**INSTRUCTIONS TO FOLLOW**
Extract every entry word for word. Skip the pictures.

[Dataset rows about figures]
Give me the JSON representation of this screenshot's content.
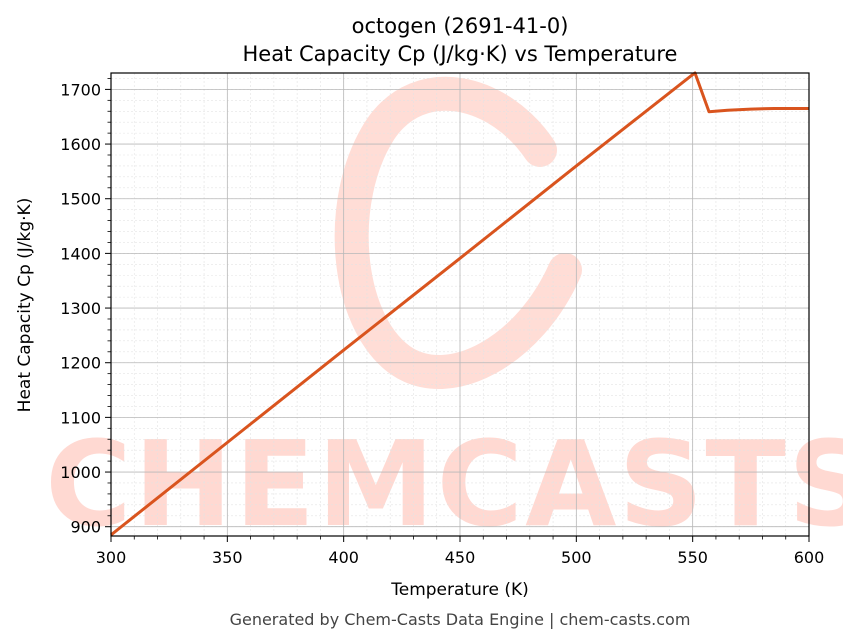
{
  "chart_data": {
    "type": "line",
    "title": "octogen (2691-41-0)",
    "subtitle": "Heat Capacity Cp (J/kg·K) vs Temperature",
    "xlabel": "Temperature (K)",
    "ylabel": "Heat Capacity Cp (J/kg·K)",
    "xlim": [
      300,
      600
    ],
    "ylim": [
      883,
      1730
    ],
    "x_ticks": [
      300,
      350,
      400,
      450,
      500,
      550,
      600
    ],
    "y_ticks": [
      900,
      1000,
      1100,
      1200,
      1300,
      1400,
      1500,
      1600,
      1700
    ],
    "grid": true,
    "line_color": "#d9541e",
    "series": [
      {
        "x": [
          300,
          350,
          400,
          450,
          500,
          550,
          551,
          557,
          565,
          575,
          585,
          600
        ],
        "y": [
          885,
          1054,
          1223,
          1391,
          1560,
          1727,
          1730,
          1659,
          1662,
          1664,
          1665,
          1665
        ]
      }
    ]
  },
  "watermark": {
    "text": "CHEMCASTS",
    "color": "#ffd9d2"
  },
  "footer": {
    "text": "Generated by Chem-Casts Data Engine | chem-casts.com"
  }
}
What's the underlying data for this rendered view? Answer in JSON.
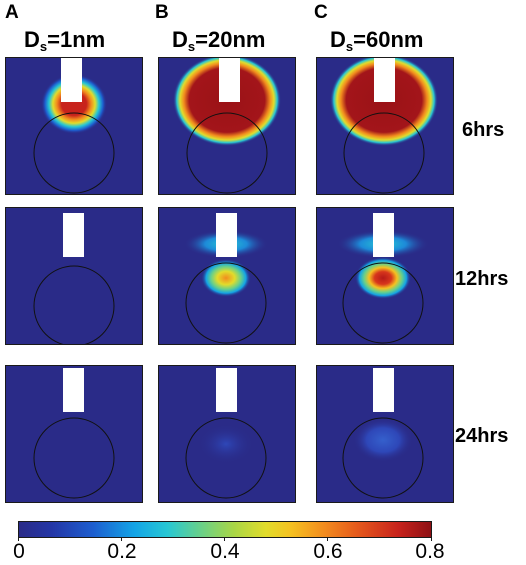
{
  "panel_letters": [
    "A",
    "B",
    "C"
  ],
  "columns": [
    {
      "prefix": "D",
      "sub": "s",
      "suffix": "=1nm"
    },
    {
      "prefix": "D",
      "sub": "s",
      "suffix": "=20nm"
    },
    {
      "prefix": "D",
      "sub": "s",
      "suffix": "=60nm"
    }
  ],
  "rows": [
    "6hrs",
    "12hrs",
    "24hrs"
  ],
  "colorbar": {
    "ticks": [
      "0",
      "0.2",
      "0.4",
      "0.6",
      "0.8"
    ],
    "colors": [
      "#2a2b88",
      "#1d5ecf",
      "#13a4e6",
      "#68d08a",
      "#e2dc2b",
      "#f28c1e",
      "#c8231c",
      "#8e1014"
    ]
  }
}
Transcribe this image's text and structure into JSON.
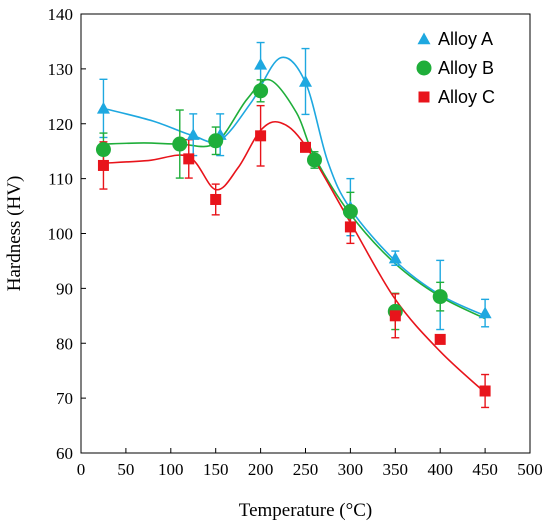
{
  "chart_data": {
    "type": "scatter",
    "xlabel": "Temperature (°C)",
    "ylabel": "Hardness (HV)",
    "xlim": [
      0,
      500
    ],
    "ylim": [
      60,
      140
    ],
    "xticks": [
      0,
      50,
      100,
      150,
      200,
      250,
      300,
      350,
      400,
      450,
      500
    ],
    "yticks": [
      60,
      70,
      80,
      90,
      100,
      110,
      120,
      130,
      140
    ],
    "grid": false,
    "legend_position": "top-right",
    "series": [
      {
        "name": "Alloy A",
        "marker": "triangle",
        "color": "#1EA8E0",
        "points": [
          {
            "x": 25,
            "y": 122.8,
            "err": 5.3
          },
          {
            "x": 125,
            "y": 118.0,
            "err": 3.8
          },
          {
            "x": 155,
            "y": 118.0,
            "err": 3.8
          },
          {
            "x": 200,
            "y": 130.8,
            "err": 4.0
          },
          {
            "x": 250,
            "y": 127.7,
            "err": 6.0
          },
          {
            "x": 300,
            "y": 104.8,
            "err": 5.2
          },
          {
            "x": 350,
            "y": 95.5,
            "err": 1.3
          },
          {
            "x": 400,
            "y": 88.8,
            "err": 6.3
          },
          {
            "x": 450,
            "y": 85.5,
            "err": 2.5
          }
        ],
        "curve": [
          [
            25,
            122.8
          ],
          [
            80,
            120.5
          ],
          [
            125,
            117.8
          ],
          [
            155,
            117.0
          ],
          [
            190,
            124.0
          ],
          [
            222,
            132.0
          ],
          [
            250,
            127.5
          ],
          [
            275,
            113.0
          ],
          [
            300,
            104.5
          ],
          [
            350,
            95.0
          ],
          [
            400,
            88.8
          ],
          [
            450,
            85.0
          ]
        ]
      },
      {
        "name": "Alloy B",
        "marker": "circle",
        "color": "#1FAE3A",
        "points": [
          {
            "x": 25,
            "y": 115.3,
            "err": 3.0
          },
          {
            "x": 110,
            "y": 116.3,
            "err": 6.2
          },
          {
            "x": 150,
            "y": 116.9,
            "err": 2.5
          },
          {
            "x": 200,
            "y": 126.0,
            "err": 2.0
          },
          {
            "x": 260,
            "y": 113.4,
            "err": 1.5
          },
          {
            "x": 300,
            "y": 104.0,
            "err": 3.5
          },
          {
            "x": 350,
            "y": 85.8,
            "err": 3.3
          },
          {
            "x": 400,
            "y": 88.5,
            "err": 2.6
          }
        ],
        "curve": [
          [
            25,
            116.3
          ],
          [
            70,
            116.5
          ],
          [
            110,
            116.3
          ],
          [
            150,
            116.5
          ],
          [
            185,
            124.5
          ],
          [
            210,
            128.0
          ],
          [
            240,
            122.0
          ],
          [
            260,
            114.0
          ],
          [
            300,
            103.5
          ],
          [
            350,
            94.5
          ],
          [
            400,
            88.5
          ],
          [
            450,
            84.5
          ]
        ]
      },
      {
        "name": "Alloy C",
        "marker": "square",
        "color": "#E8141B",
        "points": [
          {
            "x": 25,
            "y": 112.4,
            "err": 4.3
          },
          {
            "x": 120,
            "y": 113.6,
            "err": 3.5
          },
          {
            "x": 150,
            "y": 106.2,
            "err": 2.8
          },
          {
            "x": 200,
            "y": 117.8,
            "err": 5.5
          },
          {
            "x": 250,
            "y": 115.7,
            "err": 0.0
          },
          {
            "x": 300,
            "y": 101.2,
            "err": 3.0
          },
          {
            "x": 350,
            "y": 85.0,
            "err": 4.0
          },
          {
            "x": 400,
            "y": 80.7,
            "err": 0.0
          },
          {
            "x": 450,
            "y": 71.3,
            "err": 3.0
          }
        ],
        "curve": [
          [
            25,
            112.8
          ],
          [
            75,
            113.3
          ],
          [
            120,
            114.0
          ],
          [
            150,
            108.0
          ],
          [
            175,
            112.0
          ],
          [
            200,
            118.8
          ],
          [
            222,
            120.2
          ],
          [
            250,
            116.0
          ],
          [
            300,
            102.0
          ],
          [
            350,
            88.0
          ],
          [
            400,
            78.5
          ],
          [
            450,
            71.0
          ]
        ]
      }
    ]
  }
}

**RESPONSE**
Give me the JSON representation of this screenshot's content.
{
  "chart_data": {
    "type": "line",
    "title": "octogen (2691-41-0)",
    "subtitle": "Heat Capacity Cp (J/kg·K) vs Temperature",
    "xlabel": "Temperature (K)",
    "ylabel": "Heat Capacity Cp (J/kg·K)",
    "xlim": [
      300,
      600
    ],
    "ylim": [
      883,
      1730
    ],
    "x_ticks": [
      300,
      350,
      400,
      450,
      500,
      550,
      600
    ],
    "y_ticks": [
      900,
      1000,
      1100,
      1200,
      1300,
      1400,
      1500,
      1600,
      1700
    ],
    "grid": true,
    "line_color": "#d9541e",
    "series": [
      {
        "x": [
          300,
          350,
          400,
          450,
          500,
          550,
          551,
          557,
          565,
          575,
          585,
          600
        ],
        "y": [
          885,
          1054,
          1223,
          1391,
          1560,
          1727,
          1730,
          1659,
          1662,
          1664,
          1665,
          1665
        ]
      }
    ]
  },
  "watermark": {
    "text": "CHEMCASTS",
    "color": "#ffd9d2"
  },
  "footer": {
    "text": "Generated by Chem-Casts Data Engine | chem-casts.com"
  }
}
What's the underlying data for this rendered view? Answer in JSON.
{
  "panel_letters": [
    "A",
    "B",
    "C"
  ],
  "columns": [
    {
      "prefix": "D",
      "sub": "s",
      "suffix": "=1nm"
    },
    {
      "prefix": "D",
      "sub": "s",
      "suffix": "=20nm"
    },
    {
      "prefix": "D",
      "sub": "s",
      "suffix": "=60nm"
    }
  ],
  "rows": [
    "6hrs",
    "12hrs",
    "24hrs"
  ],
  "colorbar": {
    "ticks": [
      "0",
      "0.2",
      "0.4",
      "0.6",
      "0.8"
    ],
    "colors": [
      "#2a2b88",
      "#1d5ecf",
      "#13a4e6",
      "#68d08a",
      "#e2dc2b",
      "#f28c1e",
      "#c8231c",
      "#8e1014"
    ]
  }
}
Transcribe this image's text and structure into JSON.
{
  "chart_data": {
    "type": "scatter",
    "xlabel": "Temperature (°C)",
    "ylabel": "Hardness (HV)",
    "xlim": [
      0,
      500
    ],
    "ylim": [
      60,
      140
    ],
    "xticks": [
      0,
      50,
      100,
      150,
      200,
      250,
      300,
      350,
      400,
      450,
      500
    ],
    "yticks": [
      60,
      70,
      80,
      90,
      100,
      110,
      120,
      130,
      140
    ],
    "grid": false,
    "legend_position": "top-right",
    "series": [
      {
        "name": "Alloy A",
        "marker": "triangle",
        "color": "#1EA8E0",
        "points": [
          {
            "x": 25,
            "y": 122.8,
            "err": 5.3
          },
          {
            "x": 125,
            "y": 118.0,
            "err": 3.8
          },
          {
            "x": 155,
            "y": 118.0,
            "err": 3.8
          },
          {
            "x": 200,
            "y": 130.8,
            "err": 4.0
          },
          {
            "x": 250,
            "y": 127.7,
            "err": 6.0
          },
          {
            "x": 300,
            "y": 104.8,
            "err": 5.2
          },
          {
            "x": 350,
            "y": 95.5,
            "err": 1.3
          },
          {
            "x": 400,
            "y": 88.8,
            "err": 6.3
          },
          {
            "x": 450,
            "y": 85.5,
            "err": 2.5
          }
        ],
        "curve": [
          [
            25,
            122.8
          ],
          [
            80,
            120.5
          ],
          [
            125,
            117.8
          ],
          [
            155,
            117.0
          ],
          [
            190,
            124.0
          ],
          [
            222,
            132.0
          ],
          [
            250,
            127.5
          ],
          [
            275,
            113.0
          ],
          [
            300,
            104.5
          ],
          [
            350,
            95.0
          ],
          [
            400,
            88.8
          ],
          [
            450,
            85.0
          ]
        ]
      },
      {
        "name": "Alloy B",
        "marker": "circle",
        "color": "#1FAE3A",
        "points": [
          {
            "x": 25,
            "y": 115.3,
            "err": 3.0
          },
          {
            "x": 110,
            "y": 116.3,
            "err": 6.2
          },
          {
            "x": 150,
            "y": 116.9,
            "err": 2.5
          },
          {
            "x": 200,
            "y": 126.0,
            "err": 2.0
          },
          {
            "x": 260,
            "y": 113.4,
            "err": 1.5
          },
          {
            "x": 300,
            "y": 104.0,
            "err": 3.5
          },
          {
            "x": 350,
            "y": 85.8,
            "err": 3.3
          },
          {
            "x": 400,
            "y": 88.5,
            "err": 2.6
          }
        ],
        "curve": [
          [
            25,
            116.3
          ],
          [
            70,
            116.5
          ],
          [
            110,
            116.3
          ],
          [
            150,
            116.5
          ],
          [
            185,
            124.5
          ],
          [
            210,
            128.0
          ],
          [
            240,
            122.0
          ],
          [
            260,
            114.0
          ],
          [
            300,
            103.5
          ],
          [
            350,
            94.5
          ],
          [
            400,
            88.5
          ],
          [
            450,
            84.5
          ]
        ]
      },
      {
        "name": "Alloy C",
        "marker": "square",
        "color": "#E8141B",
        "points": [
          {
            "x": 25,
            "y": 112.4,
            "err": 4.3
          },
          {
            "x": 120,
            "y": 113.6,
            "err": 3.5
          },
          {
            "x": 150,
            "y": 106.2,
            "err": 2.8
          },
          {
            "x": 200,
            "y": 117.8,
            "err": 5.5
          },
          {
            "x": 250,
            "y": 115.7,
            "err": 0.0
          },
          {
            "x": 300,
            "y": 101.2,
            "err": 3.0
          },
          {
            "x": 350,
            "y": 85.0,
            "err": 4.0
          },
          {
            "x": 400,
            "y": 80.7,
            "err": 0.0
          },
          {
            "x": 450,
            "y": 71.3,
            "err": 3.0
          }
        ],
        "curve": [
          [
            25,
            112.8
          ],
          [
            75,
            113.3
          ],
          [
            120,
            114.0
          ],
          [
            150,
            108.0
          ],
          [
            175,
            112.0
          ],
          [
            200,
            118.8
          ],
          [
            222,
            120.2
          ],
          [
            250,
            116.0
          ],
          [
            300,
            102.0
          ],
          [
            350,
            88.0
          ],
          [
            400,
            78.5
          ],
          [
            450,
            71.0
          ]
        ]
      }
    ]
  }
}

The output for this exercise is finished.